## Exercise material
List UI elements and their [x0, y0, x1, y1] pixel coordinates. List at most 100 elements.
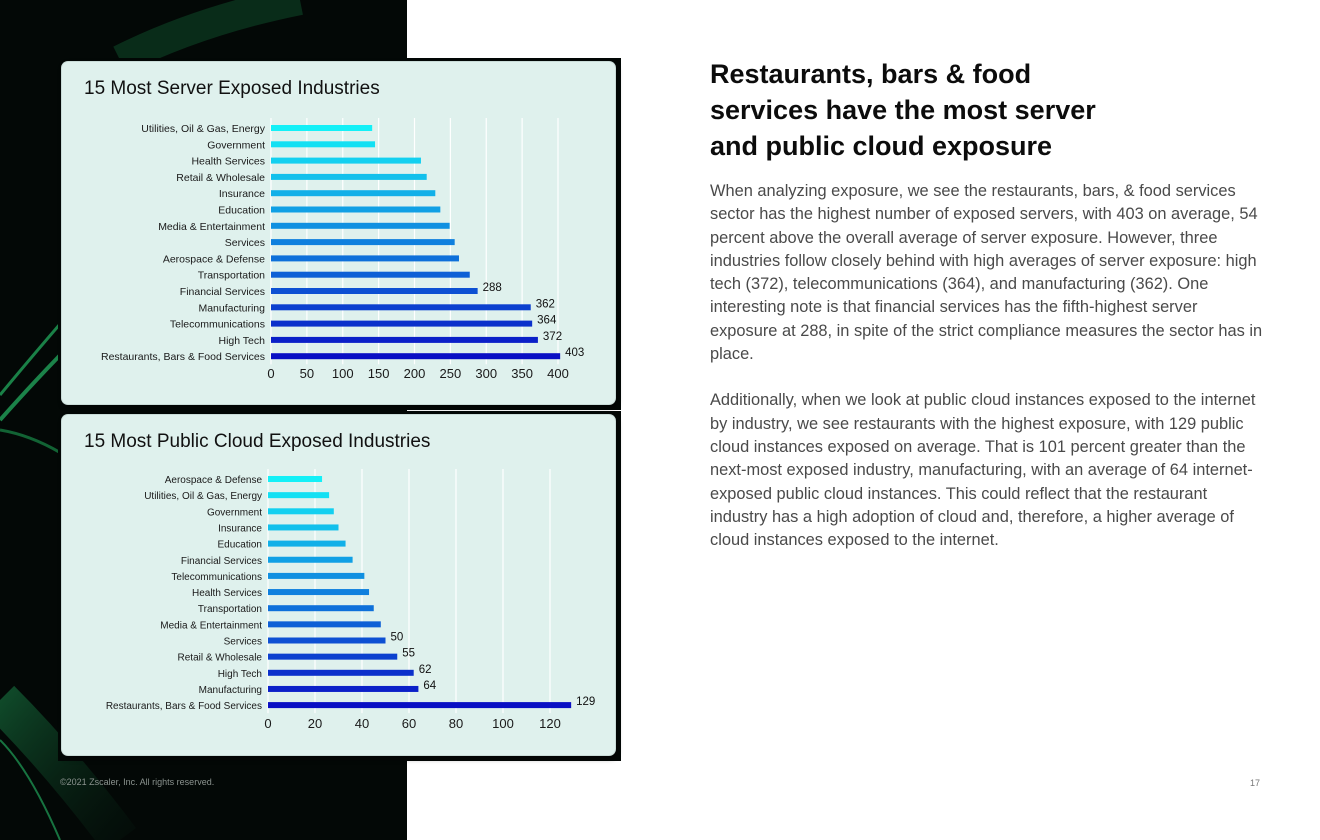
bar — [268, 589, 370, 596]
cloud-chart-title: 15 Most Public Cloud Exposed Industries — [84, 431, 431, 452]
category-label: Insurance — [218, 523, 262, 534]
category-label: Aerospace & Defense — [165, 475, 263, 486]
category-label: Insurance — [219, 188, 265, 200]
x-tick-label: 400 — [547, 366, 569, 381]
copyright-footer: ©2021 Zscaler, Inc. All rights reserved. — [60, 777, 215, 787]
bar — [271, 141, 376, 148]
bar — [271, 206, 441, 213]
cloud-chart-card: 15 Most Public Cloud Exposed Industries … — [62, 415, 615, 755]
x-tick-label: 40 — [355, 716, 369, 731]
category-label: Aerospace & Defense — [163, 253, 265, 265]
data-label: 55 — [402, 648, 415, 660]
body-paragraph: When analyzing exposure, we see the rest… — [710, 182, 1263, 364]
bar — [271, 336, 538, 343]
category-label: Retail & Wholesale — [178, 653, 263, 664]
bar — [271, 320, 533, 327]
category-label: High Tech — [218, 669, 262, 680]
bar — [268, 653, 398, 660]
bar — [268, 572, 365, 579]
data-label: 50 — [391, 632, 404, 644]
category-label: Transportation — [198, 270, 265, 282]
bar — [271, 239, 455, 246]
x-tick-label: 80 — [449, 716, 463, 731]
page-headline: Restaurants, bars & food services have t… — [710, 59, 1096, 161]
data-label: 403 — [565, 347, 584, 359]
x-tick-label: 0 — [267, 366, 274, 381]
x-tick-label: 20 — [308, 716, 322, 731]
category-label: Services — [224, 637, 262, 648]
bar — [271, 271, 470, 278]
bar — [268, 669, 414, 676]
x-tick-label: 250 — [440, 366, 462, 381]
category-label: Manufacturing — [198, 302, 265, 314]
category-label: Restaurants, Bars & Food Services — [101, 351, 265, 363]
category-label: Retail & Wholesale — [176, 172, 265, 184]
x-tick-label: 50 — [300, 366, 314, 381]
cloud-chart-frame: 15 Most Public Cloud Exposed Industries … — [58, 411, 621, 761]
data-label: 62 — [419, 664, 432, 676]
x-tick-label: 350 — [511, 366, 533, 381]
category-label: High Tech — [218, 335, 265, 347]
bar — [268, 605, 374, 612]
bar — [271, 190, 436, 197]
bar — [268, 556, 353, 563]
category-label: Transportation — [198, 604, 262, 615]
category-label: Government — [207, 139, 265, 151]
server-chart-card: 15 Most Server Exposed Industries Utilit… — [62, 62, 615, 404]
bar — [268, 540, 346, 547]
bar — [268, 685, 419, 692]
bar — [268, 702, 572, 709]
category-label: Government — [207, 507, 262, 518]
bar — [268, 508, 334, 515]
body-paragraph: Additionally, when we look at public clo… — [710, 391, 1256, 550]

## Task requirements
Repeat the records above verbatim, starting at the line that contains "bar — [268, 589, 370, 596]" and ending at the line that contains "category-label: Transportation — [198, 604, 262, 615]", with both of those lines included.

## Problem solution
bar — [268, 589, 370, 596]
cloud-chart-title: 15 Most Public Cloud Exposed Industries — [84, 431, 431, 452]
category-label: Insurance — [218, 523, 262, 534]
category-label: Aerospace & Defense — [165, 475, 263, 486]
category-label: Insurance — [219, 188, 265, 200]
x-tick-label: 400 — [547, 366, 569, 381]
copyright-footer: ©2021 Zscaler, Inc. All rights reserved. — [60, 777, 215, 787]
bar — [271, 141, 376, 148]
bar — [271, 206, 441, 213]
cloud-chart-card: 15 Most Public Cloud Exposed Industries … — [62, 415, 615, 755]
x-tick-label: 40 — [355, 716, 369, 731]
category-label: Aerospace & Defense — [163, 253, 265, 265]
data-label: 55 — [402, 648, 415, 660]
body-paragraph: When analyzing exposure, we see the rest… — [710, 182, 1263, 364]
bar — [271, 336, 538, 343]
category-label: Retail & Wholesale — [178, 653, 263, 664]
bar — [271, 320, 533, 327]
category-label: High Tech — [218, 669, 262, 680]
bar — [268, 653, 398, 660]
bar — [268, 572, 365, 579]
data-label: 50 — [391, 632, 404, 644]
category-label: Transportation — [198, 270, 265, 282]
bar — [271, 239, 455, 246]
x-tick-label: 80 — [449, 716, 463, 731]
page-headline: Restaurants, bars & food services have t… — [710, 59, 1096, 161]
data-label: 403 — [565, 347, 584, 359]
x-tick-label: 0 — [267, 366, 274, 381]
x-tick-label: 20 — [308, 716, 322, 731]
category-label: Services — [224, 637, 262, 648]
bar — [271, 271, 470, 278]
bar — [268, 669, 414, 676]
x-tick-label: 250 — [440, 366, 462, 381]
category-label: Manufacturing — [198, 302, 265, 314]
category-label: Restaurants, Bars & Food Services — [101, 351, 265, 363]
category-label: Retail & Wholesale — [176, 172, 265, 184]
x-tick-label: 50 — [300, 366, 314, 381]
cloud-chart-frame: 15 Most Public Cloud Exposed Industries … — [58, 411, 621, 761]
data-label: 62 — [419, 664, 432, 676]
x-tick-label: 350 — [511, 366, 533, 381]
category-label: High Tech — [218, 335, 265, 347]
bar — [268, 605, 374, 612]
bar — [271, 190, 436, 197]
bar — [268, 556, 353, 563]
category-label: Transportation — [198, 604, 262, 615]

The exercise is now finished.